WORK REQUIRED: Your copy of the material below should match it exactly, except that it holds no pictures.

-- BEGIN --

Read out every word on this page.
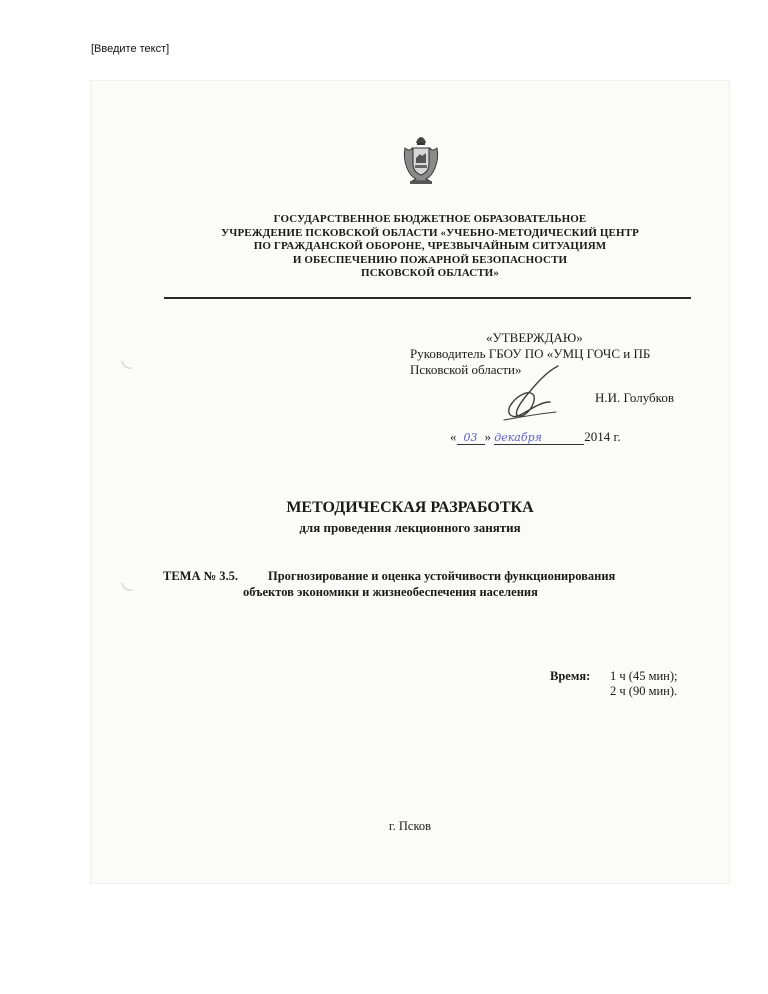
[Введите текст]
ГОСУДАРСТВЕННОЕ БЮДЖЕТНОЕ ОБРАЗОВАТЕЛЬНОЕ
УЧРЕЖДЕНИЕ ПСКОВСКОЙ ОБЛАСТИ «УЧЕБНО-МЕТОДИЧЕСКИЙ ЦЕНТР
ПО ГРАЖДАНСКОЙ ОБОРОНЕ, ЧРЕЗВЫЧАЙНЫМ СИТУАЦИЯМ
И ОБЕСПЕЧЕНИЮ ПОЖАРНОЙ БЕЗОПАСНОСТИ
ПСКОВСКОЙ ОБЛАСТИ»
«УТВЕРЖДАЮ»
Руководитель ГБОУ ПО «УМЦ ГОЧС и ПБ
Псковской области»
Н.И. Голубков
« 03 » декабря	2014 г.
МЕТОДИЧЕСКАЯ РАЗРАБОТКА
для проведения лекционного занятия
ТЕМА № 3.5. Прогнозирование и оценка устойчивости функционирования
объектов экономики и жизнеобеспечения населения
Время: 1 ч (45 мин);
2 ч (90 мин).
г. Псков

-- END --

EXERCISE OUTPUT:
Read out every word on this page.
[Введите текст]
ГОСУДАРСТВЕННОЕ БЮДЖЕТНОЕ ОБРАЗОВАТЕЛЬНОЕ
УЧРЕЖДЕНИЕ ПСКОВСКОЙ ОБЛАСТИ «УЧЕБНО-МЕТОДИЧЕСКИЙ ЦЕНТР
ПО ГРАЖДАНСКОЙ ОБОРОНЕ, ЧРЕЗВЫЧАЙНЫМ СИТУАЦИЯМ
И ОБЕСПЕЧЕНИЮ ПОЖАРНОЙ БЕЗОПАСНОСТИ
ПСКОВСКОЙ ОБЛАСТИ»
«УТВЕРЖДАЮ»
Руководитель ГБОУ ПО «УМЦ ГОЧС и ПБ
Псковской области»
Н.И. Голубков
« 03 » декабря	2014 г.
МЕТОДИЧЕСКАЯ РАЗРАБОТКА
для проведения лекционного занятия
ТЕМА № 3.5. Прогнозирование и оценка устойчивости функционирования
объектов экономики и жизнеобеспечения населения
Время: 1 ч (45 мин);
2 ч (90 мин).
г. Псков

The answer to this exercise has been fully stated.